**GIVEN PROBLEM:** Identify the lines that include the word "años", then copy all of them.

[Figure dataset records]

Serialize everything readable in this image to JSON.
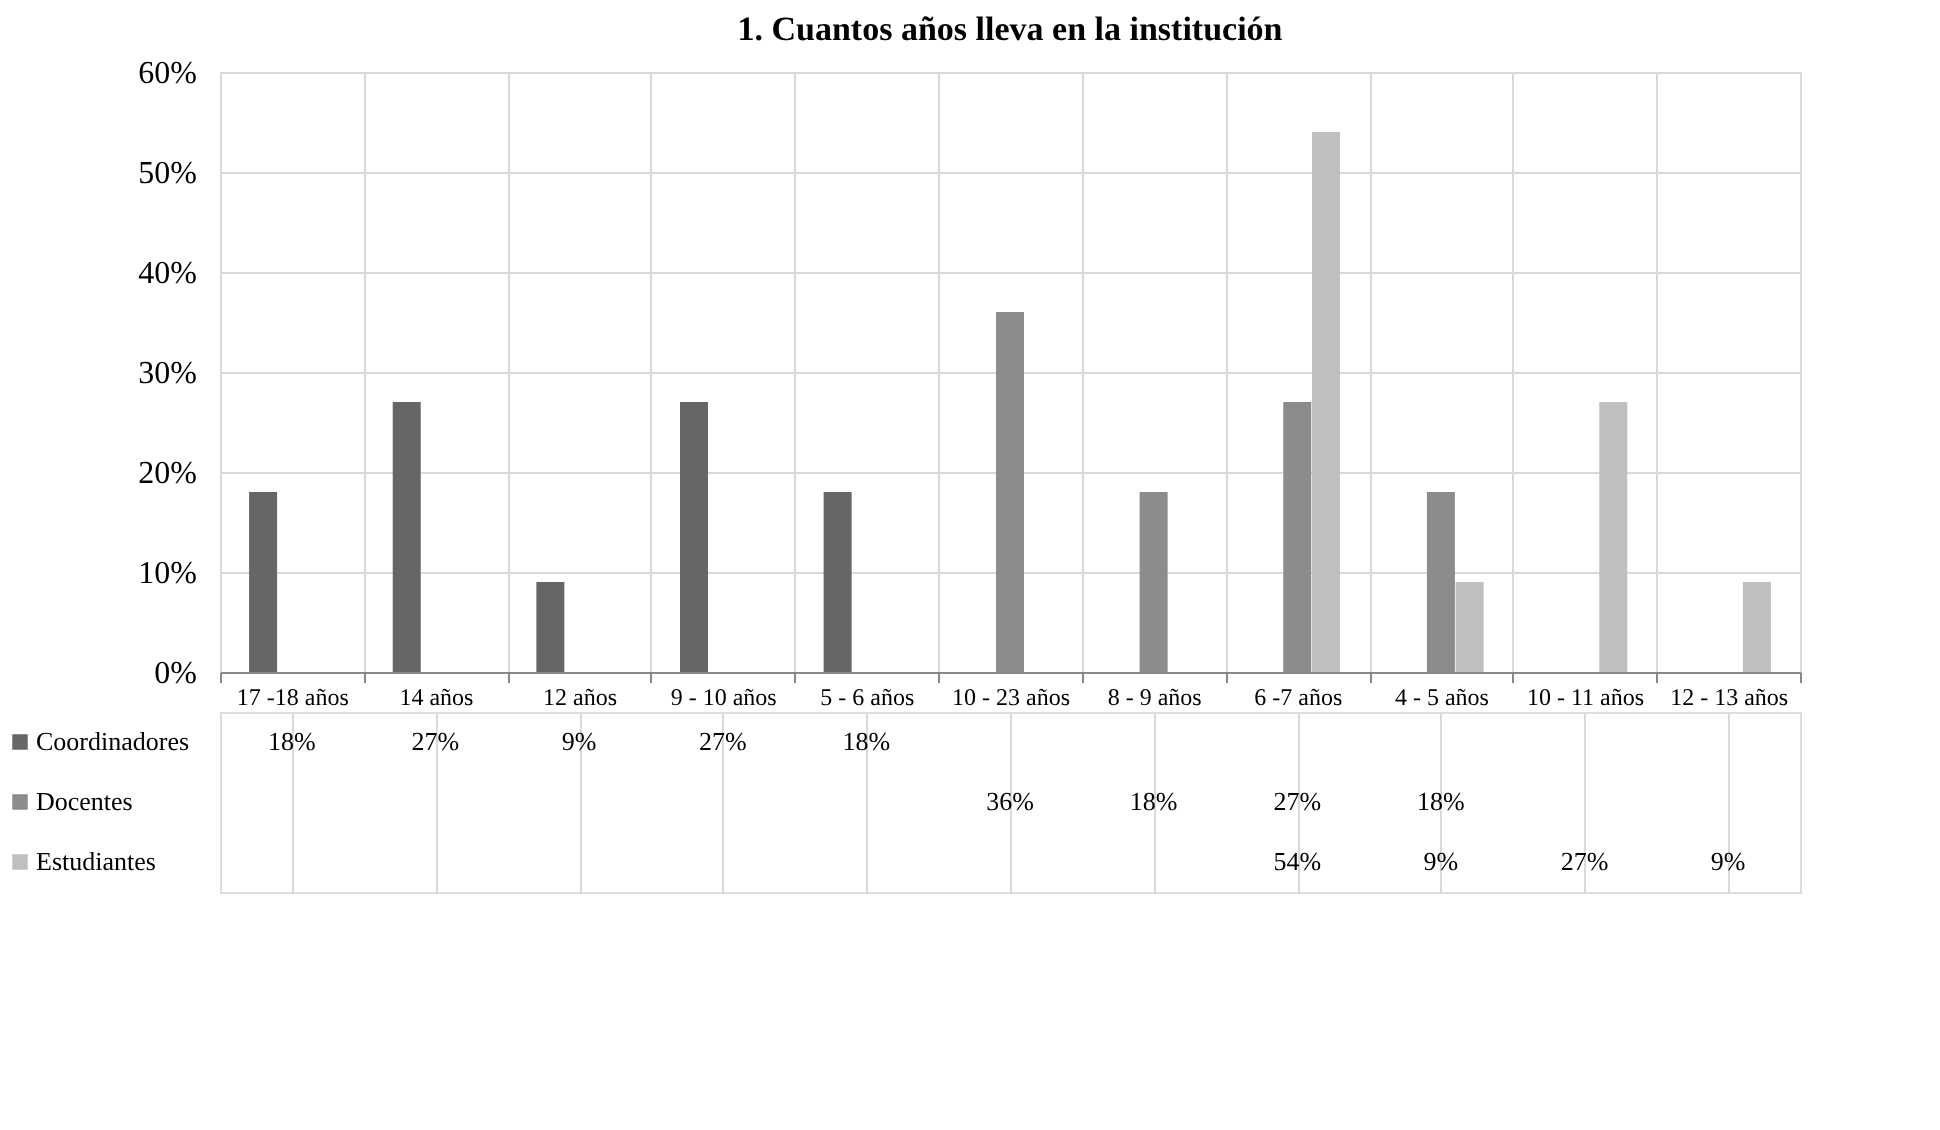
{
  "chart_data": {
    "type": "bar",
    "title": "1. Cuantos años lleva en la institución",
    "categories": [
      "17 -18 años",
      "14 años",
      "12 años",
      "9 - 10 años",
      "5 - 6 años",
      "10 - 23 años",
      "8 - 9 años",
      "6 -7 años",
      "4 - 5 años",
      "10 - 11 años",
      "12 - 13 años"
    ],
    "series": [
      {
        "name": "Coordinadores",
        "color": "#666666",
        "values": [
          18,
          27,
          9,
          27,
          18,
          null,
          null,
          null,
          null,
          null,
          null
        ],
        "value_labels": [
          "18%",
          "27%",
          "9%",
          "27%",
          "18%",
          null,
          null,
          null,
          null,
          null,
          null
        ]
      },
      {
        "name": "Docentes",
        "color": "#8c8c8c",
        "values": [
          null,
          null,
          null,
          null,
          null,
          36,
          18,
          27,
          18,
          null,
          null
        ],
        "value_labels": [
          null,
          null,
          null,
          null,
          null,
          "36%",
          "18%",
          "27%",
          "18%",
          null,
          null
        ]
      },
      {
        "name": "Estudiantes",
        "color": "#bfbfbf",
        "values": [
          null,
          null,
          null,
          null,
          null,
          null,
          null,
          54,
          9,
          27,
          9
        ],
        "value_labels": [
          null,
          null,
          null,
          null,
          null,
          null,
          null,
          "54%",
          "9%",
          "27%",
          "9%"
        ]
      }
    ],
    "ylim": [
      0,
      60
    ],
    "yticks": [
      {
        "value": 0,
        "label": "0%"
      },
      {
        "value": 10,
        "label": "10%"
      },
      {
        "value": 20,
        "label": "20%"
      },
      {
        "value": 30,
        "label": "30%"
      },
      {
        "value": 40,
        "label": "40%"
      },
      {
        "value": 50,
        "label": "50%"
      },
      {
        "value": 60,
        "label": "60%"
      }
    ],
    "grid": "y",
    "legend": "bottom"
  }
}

**TASK OUTPUT:**
    "title": "1. Cuantos años lleva en la institución",
      "17 -18 años",
      "14 años",
      "12 años",
      "9 - 10 años",
      "5 - 6 años",
      "10 - 23 años",
      "8 - 9 años",
      "6 -7 años",
      "4 - 5 años",
      "10 - 11 años",
      "12 - 13 años"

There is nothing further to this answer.